CHALLENGE: Pick out every line in the records that contains the string "Funding" and copy each one unchanged.

AVAILABLE RECORDS:
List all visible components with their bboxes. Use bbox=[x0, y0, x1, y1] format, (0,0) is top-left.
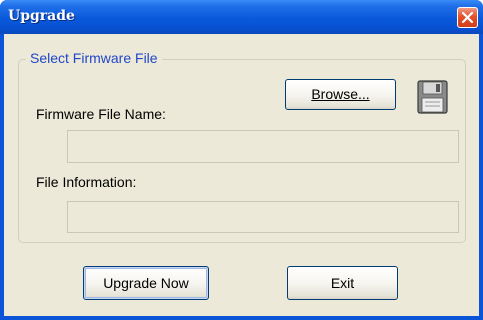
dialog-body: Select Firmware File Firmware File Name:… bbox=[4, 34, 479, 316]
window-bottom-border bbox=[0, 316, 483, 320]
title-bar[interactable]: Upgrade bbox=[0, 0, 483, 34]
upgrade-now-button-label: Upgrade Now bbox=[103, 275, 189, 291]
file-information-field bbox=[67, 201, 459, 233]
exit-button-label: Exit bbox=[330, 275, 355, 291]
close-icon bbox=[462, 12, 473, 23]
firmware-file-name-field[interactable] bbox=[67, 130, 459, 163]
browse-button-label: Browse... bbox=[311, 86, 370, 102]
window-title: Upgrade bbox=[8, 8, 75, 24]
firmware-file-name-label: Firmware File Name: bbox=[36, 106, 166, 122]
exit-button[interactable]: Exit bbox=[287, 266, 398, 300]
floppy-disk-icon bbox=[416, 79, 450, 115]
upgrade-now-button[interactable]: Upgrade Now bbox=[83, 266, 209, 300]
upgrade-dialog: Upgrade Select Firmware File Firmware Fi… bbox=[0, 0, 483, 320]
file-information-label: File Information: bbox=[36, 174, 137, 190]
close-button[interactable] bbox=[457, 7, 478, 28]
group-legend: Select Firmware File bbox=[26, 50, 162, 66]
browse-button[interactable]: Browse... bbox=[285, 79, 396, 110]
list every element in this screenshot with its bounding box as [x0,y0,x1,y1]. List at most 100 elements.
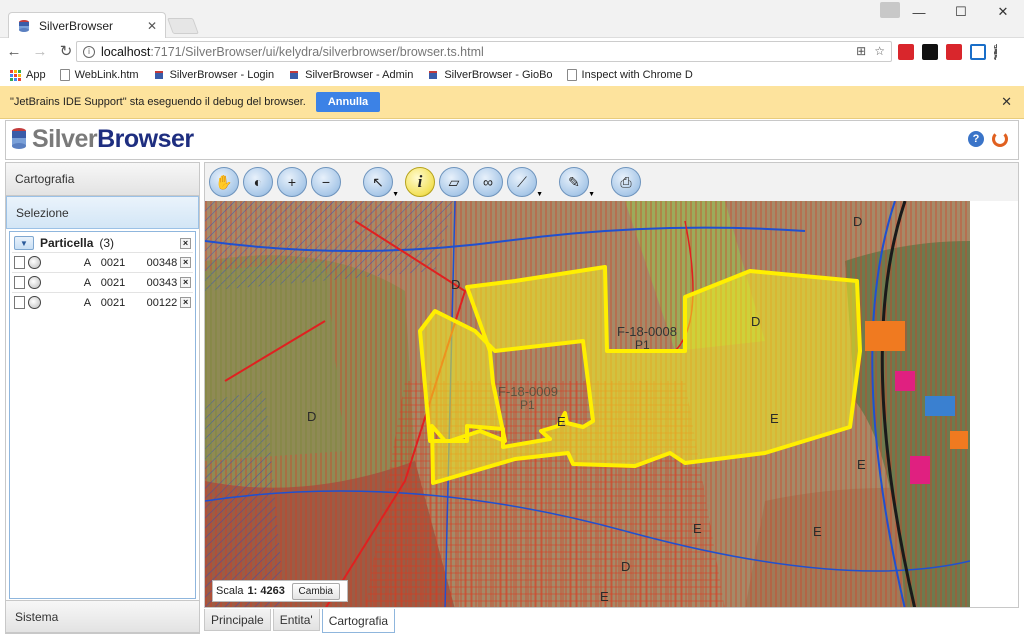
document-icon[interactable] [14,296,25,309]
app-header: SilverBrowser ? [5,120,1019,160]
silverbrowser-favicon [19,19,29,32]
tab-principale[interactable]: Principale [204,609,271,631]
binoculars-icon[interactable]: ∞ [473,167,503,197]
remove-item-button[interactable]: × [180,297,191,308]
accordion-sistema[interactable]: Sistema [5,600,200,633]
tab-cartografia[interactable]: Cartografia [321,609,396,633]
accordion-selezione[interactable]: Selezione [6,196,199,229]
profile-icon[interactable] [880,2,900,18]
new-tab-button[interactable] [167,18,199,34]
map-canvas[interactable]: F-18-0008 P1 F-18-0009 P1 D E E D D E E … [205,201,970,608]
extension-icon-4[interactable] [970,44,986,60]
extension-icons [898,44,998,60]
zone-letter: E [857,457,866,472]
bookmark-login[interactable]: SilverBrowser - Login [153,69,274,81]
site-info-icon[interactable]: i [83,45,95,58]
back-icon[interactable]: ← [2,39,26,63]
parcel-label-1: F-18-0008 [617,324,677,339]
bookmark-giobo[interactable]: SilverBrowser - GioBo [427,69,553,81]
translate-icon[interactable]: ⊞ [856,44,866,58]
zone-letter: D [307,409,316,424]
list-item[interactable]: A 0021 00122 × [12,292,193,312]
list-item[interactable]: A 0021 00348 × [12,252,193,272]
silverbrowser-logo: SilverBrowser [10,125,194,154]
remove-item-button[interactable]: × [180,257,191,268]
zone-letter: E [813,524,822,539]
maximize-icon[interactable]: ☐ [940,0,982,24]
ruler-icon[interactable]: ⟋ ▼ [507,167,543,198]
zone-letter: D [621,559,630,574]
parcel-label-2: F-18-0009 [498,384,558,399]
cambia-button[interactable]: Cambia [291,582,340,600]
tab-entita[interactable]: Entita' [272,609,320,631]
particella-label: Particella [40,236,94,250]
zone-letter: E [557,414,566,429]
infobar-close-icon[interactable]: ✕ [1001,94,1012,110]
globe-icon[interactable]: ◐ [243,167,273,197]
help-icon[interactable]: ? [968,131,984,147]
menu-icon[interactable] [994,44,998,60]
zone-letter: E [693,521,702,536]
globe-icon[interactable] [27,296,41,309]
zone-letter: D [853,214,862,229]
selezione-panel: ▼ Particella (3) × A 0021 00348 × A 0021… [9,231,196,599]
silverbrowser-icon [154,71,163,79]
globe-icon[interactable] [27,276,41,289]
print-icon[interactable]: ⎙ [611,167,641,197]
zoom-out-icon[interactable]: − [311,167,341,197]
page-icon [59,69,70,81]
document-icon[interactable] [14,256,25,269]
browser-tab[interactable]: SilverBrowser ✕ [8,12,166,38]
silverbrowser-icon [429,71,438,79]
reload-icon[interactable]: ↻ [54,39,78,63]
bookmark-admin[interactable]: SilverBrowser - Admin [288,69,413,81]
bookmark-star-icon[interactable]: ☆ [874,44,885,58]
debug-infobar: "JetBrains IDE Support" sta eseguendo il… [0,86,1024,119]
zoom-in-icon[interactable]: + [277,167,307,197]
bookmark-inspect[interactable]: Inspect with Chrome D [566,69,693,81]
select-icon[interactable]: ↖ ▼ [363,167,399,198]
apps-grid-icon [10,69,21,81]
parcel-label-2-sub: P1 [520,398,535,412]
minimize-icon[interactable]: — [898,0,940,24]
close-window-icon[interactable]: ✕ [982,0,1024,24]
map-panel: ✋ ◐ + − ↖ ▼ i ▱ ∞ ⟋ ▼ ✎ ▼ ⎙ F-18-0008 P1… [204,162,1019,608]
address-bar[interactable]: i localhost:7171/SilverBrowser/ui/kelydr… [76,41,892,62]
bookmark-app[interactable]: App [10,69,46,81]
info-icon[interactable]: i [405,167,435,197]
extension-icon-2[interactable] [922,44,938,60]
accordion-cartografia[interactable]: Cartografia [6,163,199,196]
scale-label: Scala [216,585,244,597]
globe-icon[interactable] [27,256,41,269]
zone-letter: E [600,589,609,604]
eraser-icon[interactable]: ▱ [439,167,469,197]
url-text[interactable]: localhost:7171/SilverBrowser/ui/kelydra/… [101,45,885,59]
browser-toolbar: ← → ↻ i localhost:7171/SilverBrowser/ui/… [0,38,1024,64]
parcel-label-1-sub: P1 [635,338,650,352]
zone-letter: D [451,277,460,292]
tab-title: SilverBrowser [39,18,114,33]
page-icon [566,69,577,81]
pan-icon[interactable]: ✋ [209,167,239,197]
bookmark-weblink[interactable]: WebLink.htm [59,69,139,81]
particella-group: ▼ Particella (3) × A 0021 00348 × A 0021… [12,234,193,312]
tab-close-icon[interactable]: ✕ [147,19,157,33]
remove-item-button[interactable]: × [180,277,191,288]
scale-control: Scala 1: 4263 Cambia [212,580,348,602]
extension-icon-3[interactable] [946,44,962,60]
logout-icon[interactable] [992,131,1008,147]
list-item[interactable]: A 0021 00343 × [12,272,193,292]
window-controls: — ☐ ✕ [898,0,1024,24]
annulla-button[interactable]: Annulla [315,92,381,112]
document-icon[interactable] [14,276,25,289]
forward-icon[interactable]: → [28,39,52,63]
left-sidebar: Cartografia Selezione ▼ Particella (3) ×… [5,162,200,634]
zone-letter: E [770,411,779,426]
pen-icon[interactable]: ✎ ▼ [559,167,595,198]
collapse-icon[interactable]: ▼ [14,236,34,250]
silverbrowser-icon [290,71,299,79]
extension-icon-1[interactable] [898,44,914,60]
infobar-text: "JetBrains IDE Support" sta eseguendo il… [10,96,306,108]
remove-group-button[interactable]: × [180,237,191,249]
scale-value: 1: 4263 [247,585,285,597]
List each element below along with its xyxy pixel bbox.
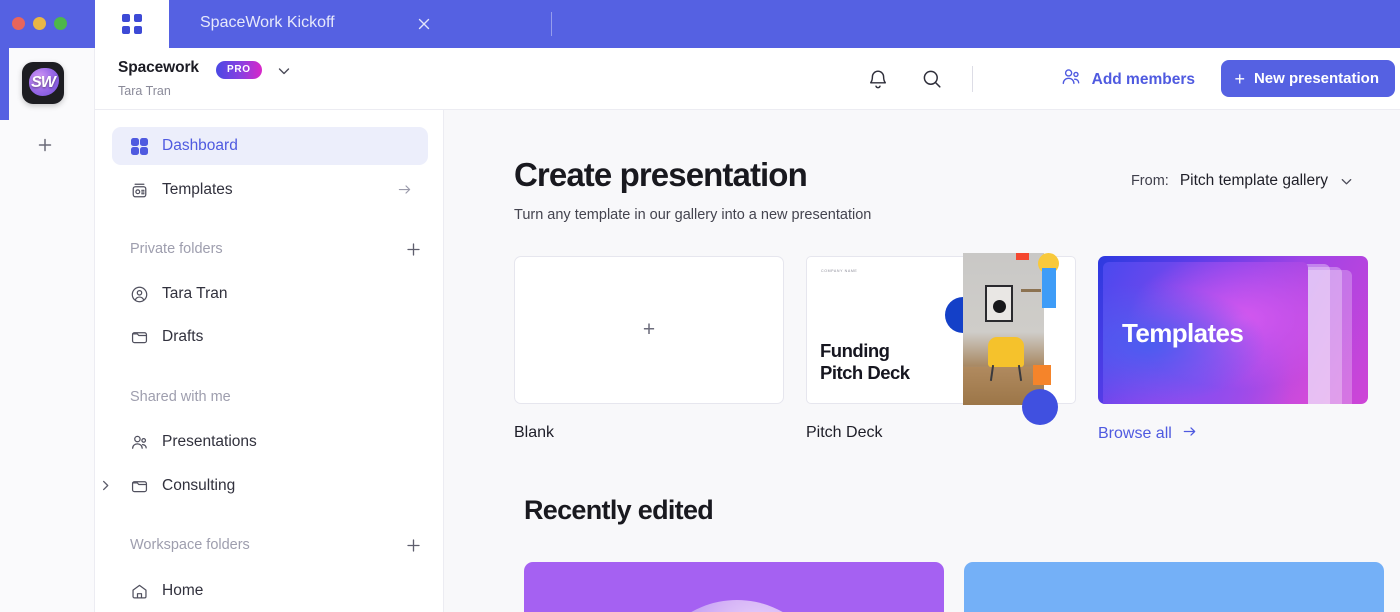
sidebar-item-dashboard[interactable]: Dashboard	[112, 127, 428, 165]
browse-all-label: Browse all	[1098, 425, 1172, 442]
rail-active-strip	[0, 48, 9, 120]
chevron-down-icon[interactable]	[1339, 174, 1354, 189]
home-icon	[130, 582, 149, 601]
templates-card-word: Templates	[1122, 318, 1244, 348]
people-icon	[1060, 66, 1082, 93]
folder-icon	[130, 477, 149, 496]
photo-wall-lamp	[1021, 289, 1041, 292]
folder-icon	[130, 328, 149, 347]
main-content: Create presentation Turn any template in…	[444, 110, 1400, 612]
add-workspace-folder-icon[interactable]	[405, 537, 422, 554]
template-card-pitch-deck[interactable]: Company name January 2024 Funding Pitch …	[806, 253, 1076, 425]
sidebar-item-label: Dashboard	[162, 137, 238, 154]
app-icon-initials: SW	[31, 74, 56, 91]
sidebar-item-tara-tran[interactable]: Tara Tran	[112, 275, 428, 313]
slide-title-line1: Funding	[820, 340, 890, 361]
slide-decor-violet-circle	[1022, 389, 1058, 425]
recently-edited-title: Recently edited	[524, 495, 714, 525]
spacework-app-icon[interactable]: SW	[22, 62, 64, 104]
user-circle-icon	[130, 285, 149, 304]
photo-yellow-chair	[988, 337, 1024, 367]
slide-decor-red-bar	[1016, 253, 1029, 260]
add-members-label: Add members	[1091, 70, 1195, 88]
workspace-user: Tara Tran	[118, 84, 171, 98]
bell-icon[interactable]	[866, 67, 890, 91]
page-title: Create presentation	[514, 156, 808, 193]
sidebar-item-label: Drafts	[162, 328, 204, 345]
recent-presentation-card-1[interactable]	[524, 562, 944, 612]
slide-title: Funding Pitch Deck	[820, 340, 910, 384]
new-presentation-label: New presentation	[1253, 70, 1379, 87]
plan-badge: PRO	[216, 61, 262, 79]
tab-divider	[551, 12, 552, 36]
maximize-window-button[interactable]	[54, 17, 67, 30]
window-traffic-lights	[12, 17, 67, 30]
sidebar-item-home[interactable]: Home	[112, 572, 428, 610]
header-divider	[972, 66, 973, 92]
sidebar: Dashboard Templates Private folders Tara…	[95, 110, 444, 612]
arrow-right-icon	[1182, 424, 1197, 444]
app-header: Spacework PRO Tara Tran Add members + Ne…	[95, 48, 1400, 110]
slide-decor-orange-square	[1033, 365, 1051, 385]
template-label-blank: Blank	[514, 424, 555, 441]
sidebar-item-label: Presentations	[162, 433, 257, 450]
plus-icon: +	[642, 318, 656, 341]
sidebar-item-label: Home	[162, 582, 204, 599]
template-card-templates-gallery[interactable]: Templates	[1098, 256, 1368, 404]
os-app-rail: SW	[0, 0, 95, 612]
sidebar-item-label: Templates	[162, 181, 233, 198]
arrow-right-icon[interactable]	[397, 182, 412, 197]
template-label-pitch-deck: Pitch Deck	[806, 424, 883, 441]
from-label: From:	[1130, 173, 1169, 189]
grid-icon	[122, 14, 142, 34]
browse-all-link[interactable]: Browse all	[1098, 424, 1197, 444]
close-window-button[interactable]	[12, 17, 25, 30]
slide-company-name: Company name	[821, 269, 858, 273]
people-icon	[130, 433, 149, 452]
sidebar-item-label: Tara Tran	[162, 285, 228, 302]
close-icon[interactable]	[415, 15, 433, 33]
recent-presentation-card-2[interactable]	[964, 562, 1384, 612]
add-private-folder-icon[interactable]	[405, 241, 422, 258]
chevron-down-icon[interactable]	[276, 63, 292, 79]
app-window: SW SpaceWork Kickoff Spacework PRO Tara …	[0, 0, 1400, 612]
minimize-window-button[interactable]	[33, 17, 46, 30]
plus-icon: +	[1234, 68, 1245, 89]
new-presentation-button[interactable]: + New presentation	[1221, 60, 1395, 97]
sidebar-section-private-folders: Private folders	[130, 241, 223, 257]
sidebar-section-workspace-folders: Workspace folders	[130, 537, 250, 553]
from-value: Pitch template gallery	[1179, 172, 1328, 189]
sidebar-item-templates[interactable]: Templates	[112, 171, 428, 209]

ANSWER TO THE PROBLEM:
template-card-pitch-deck[interactable]: Company name January 2024 Funding Pitch …	[806, 253, 1076, 425]
slide-title-line1: Funding	[820, 340, 890, 361]
slide-title: Funding Pitch Deck	[820, 340, 910, 384]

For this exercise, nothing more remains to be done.